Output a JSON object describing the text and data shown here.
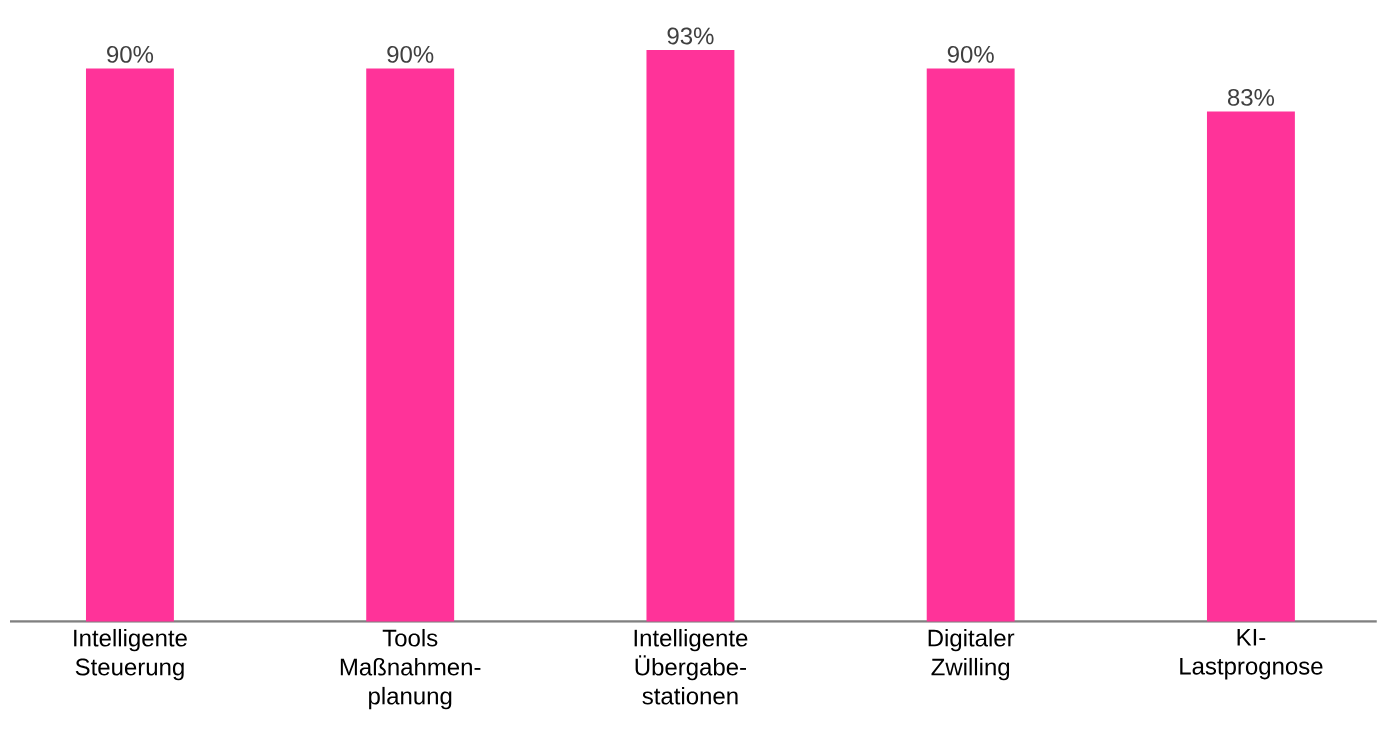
{
  "chart_data": {
    "type": "bar",
    "categories": [
      "Intelligente Steuerung",
      "Tools Maßnahmen-planung",
      "Intelligente Übergabe-stationen",
      "Digitaler Zwilling",
      "KI-Lastprognose"
    ],
    "values": [
      90,
      90,
      93,
      90,
      83
    ],
    "value_labels": [
      "90%",
      "90%",
      "93%",
      "90%",
      "83%"
    ],
    "color": "#ff3399"
  }
}
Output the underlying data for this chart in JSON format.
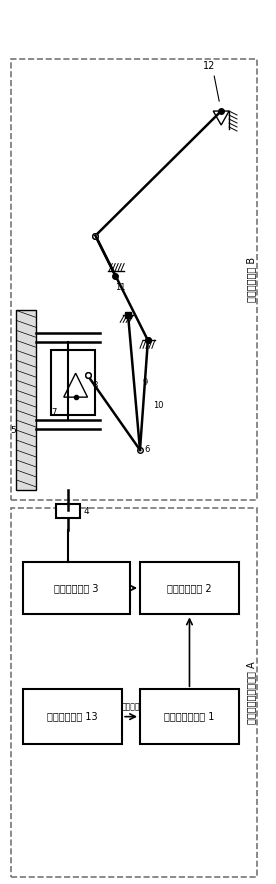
{
  "fig_width": 2.76,
  "fig_height": 8.84,
  "bg_color": "#ffffff",
  "dash_color": "#777777",
  "black": "#000000",
  "gray": "#aaaaaa",
  "box_b_label": "机械传动系统 B",
  "box_a_label": "计算机控制驱动系统 A",
  "block1_label": "计算机控制单元 1",
  "block2_label": "电机驱动单元 2",
  "block3_label": "交流伺服电机 3",
  "block13_label": "信号处理单元 13",
  "arrow_label": "控制信号",
  "label_12": "12",
  "label_11": "11",
  "label_10": "10",
  "label_9": "9",
  "label_8": "8",
  "label_7": "7",
  "label_6": "6",
  "label_5": "5",
  "label_4": "4"
}
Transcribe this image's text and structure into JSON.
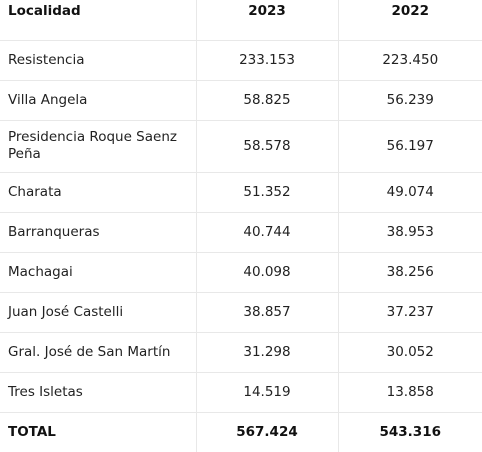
{
  "header": {
    "localidad": "Localidad",
    "year_2023": "2023",
    "year_2022": "2022"
  },
  "rows": [
    {
      "localidad": "Resistencia",
      "v2023": "233.153",
      "v2022": "223.450"
    },
    {
      "localidad": "Villa Angela",
      "v2023": "58.825",
      "v2022": "56.239"
    },
    {
      "localidad": "Presidencia Roque Saenz Peña",
      "v2023": "58.578",
      "v2022": "56.197"
    },
    {
      "localidad": "Charata",
      "v2023": "51.352",
      "v2022": "49.074"
    },
    {
      "localidad": "Barranqueras",
      "v2023": "40.744",
      "v2022": "38.953"
    },
    {
      "localidad": "Machagai",
      "v2023": "40.098",
      "v2022": "38.256"
    },
    {
      "localidad": "Juan José Castelli",
      "v2023": "38.857",
      "v2022": "37.237"
    },
    {
      "localidad": "Gral. José de San Martín",
      "v2023": "31.298",
      "v2022": "30.052"
    },
    {
      "localidad": "Tres Isletas",
      "v2023": "14.519",
      "v2022": "13.858"
    }
  ],
  "total": {
    "label": "TOTAL",
    "v2023": "567.424",
    "v2022": "543.316"
  }
}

------------------------------------------------------------------------

Given problem
Select the lines that carry the string "text" and copy them.

Solution
Output a JSON object describing the text and data shown here.
Transcribe this image's text and structure into JSON.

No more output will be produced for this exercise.